▶ What to do
The entries that follow should be written out exactly.

▶ Given data
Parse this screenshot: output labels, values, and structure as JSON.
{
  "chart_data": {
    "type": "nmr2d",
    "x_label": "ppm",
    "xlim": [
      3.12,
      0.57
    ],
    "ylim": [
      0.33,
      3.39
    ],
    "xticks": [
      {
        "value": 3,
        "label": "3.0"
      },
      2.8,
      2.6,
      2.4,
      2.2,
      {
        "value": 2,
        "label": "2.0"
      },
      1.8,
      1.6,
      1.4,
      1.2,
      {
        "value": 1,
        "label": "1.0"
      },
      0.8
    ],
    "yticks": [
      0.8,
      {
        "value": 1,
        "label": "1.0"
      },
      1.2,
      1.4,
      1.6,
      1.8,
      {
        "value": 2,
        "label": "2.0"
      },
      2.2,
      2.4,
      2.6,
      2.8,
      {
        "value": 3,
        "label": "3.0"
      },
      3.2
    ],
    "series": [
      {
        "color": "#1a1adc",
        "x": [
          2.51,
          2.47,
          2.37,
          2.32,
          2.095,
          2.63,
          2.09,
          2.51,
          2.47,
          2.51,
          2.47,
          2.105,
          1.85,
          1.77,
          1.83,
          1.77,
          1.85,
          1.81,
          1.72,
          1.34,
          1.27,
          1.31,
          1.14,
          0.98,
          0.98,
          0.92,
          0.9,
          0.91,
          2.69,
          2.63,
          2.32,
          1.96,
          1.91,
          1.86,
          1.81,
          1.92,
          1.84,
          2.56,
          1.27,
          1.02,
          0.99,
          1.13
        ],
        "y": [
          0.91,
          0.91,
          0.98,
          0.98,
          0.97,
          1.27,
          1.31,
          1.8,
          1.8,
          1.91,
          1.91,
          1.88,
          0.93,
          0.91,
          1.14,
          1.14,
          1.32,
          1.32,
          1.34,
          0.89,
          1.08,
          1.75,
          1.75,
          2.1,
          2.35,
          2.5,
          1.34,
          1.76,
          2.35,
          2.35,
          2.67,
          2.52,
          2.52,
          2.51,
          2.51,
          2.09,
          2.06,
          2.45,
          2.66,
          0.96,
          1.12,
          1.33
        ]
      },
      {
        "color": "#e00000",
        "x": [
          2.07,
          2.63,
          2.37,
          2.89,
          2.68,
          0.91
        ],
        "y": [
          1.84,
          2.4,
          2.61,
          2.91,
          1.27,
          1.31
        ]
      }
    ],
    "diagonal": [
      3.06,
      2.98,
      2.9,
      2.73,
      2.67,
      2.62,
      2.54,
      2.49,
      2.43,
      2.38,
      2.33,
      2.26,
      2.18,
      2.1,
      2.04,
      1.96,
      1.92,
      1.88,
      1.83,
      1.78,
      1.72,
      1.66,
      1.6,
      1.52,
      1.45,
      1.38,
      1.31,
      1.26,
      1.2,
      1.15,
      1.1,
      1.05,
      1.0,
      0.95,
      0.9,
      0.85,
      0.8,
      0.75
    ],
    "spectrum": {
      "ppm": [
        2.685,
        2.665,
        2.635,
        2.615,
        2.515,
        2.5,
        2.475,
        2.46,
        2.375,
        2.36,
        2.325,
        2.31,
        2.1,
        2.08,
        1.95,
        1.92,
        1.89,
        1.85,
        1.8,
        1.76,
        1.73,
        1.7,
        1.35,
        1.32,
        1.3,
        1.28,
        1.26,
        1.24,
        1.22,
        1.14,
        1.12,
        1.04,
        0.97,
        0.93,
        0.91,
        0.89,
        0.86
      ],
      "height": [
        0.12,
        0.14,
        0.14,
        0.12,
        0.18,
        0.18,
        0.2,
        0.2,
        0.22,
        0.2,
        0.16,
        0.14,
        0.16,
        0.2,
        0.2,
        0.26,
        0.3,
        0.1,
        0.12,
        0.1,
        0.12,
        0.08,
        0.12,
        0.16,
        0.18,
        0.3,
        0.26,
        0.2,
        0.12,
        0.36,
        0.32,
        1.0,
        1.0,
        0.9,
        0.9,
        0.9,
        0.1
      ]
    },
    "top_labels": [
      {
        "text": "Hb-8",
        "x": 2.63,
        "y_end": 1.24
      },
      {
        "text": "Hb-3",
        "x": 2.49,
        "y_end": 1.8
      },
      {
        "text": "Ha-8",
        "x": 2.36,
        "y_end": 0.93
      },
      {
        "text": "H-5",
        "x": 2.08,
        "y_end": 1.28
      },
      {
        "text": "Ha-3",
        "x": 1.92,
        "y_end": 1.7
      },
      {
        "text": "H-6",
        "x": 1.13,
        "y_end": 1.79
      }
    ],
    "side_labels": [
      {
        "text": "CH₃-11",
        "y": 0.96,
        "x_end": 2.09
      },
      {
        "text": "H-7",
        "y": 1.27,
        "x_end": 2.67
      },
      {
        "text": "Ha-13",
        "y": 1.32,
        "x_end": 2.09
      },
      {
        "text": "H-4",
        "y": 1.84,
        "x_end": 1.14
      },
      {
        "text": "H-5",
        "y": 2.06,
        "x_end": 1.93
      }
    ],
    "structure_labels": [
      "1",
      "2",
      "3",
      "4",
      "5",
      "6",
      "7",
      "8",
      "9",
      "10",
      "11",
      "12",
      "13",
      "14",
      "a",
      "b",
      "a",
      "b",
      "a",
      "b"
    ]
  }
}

▶ Problem solution
Parse this screenshot: output labels, values, and structure as JSON.
{
  "chart_data": {
    "type": "nmr2d",
    "x_label": "ppm",
    "xlim": [
      3.12,
      0.57
    ],
    "ylim": [
      0.33,
      3.39
    ],
    "xticks": [
      {
        "value": 3,
        "label": "3.0"
      },
      2.8,
      2.6,
      2.4,
      2.2,
      {
        "value": 2,
        "label": "2.0"
      },
      1.8,
      1.6,
      1.4,
      1.2,
      {
        "value": 1,
        "label": "1.0"
      },
      0.8
    ],
    "yticks": [
      0.8,
      {
        "value": 1,
        "label": "1.0"
      },
      1.2,
      1.4,
      1.6,
      1.8,
      {
        "value": 2,
        "label": "2.0"
      },
      2.2,
      2.4,
      2.6,
      2.8,
      {
        "value": 3,
        "label": "3.0"
      },
      3.2
    ],
    "series": [
      {
        "color": "#1a1adc",
        "x": [
          2.51,
          2.47,
          2.37,
          2.32,
          2.095,
          2.63,
          2.09,
          2.51,
          2.47,
          2.51,
          2.47,
          2.105,
          1.85,
          1.77,
          1.83,
          1.77,
          1.85,
          1.81,
          1.72,
          1.34,
          1.27,
          1.31,
          1.14,
          0.98,
          0.98,
          0.92,
          0.9,
          0.91,
          2.69,
          2.63,
          2.32,
          1.96,
          1.91,
          1.86,
          1.81,
          1.92,
          1.84,
          2.56,
          1.27,
          1.02,
          0.99,
          1.13
        ],
        "y": [
          0.91,
          0.91,
          0.98,
          0.98,
          0.97,
          1.27,
          1.31,
          1.8,
          1.8,
          1.91,
          1.91,
          1.88,
          0.93,
          0.91,
          1.14,
          1.14,
          1.32,
          1.32,
          1.34,
          0.89,
          1.08,
          1.75,
          1.75,
          2.1,
          2.35,
          2.5,
          1.34,
          1.76,
          2.35,
          2.35,
          2.67,
          2.52,
          2.52,
          2.51,
          2.51,
          2.09,
          2.06,
          2.45,
          2.66,
          0.96,
          1.12,
          1.33
        ]
      },
      {
        "color": "#e00000",
        "x": [
          2.07,
          2.63,
          2.37,
          2.89,
          2.68,
          0.91
        ],
        "y": [
          1.84,
          2.4,
          2.61,
          2.91,
          1.27,
          1.31
        ]
      }
    ],
    "diagonal": [
      3.06,
      2.98,
      2.9,
      2.73,
      2.67,
      2.62,
      2.54,
      2.49,
      2.43,
      2.38,
      2.33,
      2.26,
      2.18,
      2.1,
      2.04,
      1.96,
      1.92,
      1.88,
      1.83,
      1.78,
      1.72,
      1.66,
      1.6,
      1.52,
      1.45,
      1.38,
      1.31,
      1.26,
      1.2,
      1.15,
      1.1,
      1.05,
      1.0,
      0.95,
      0.9,
      0.85,
      0.8,
      0.75
    ],
    "spectrum": {
      "ppm": [
        2.685,
        2.665,
        2.635,
        2.615,
        2.515,
        2.5,
        2.475,
        2.46,
        2.375,
        2.36,
        2.325,
        2.31,
        2.1,
        2.08,
        1.95,
        1.92,
        1.89,
        1.85,
        1.8,
        1.76,
        1.73,
        1.7,
        1.35,
        1.32,
        1.3,
        1.28,
        1.26,
        1.24,
        1.22,
        1.14,
        1.12,
        1.04,
        0.97,
        0.93,
        0.91,
        0.89,
        0.86
      ],
      "height": [
        0.12,
        0.14,
        0.14,
        0.12,
        0.18,
        0.18,
        0.2,
        0.2,
        0.22,
        0.2,
        0.16,
        0.14,
        0.16,
        0.2,
        0.2,
        0.26,
        0.3,
        0.1,
        0.12,
        0.1,
        0.12,
        0.08,
        0.12,
        0.16,
        0.18,
        0.3,
        0.26,
        0.2,
        0.12,
        0.36,
        0.32,
        1.0,
        1.0,
        0.9,
        0.9,
        0.9,
        0.1
      ]
    },
    "top_labels": [
      {
        "text": "Hb-8",
        "x": 2.63,
        "y_end": 1.24
      },
      {
        "text": "Hb-3",
        "x": 2.49,
        "y_end": 1.8
      },
      {
        "text": "Ha-8",
        "x": 2.36,
        "y_end": 0.93
      },
      {
        "text": "H-5",
        "x": 2.08,
        "y_end": 1.28
      },
      {
        "text": "Ha-3",
        "x": 1.92,
        "y_end": 1.7
      },
      {
        "text": "H-6",
        "x": 1.13,
        "y_end": 1.79
      }
    ],
    "side_labels": [
      {
        "text": "CH₃-11",
        "y": 0.96,
        "x_end": 2.09
      },
      {
        "text": "H-7",
        "y": 1.27,
        "x_end": 2.67
      },
      {
        "text": "Ha-13",
        "y": 1.32,
        "x_end": 2.09
      },
      {
        "text": "H-4",
        "y": 1.84,
        "x_end": 1.14
      },
      {
        "text": "H-5",
        "y": 2.06,
        "x_end": 1.93
      }
    ],
    "structure_labels": [
      "1",
      "2",
      "3",
      "4",
      "5",
      "6",
      "7",
      "8",
      "9",
      "10",
      "11",
      "12",
      "13",
      "14",
      "a",
      "b",
      "a",
      "b",
      "a",
      "b"
    ]
  }
}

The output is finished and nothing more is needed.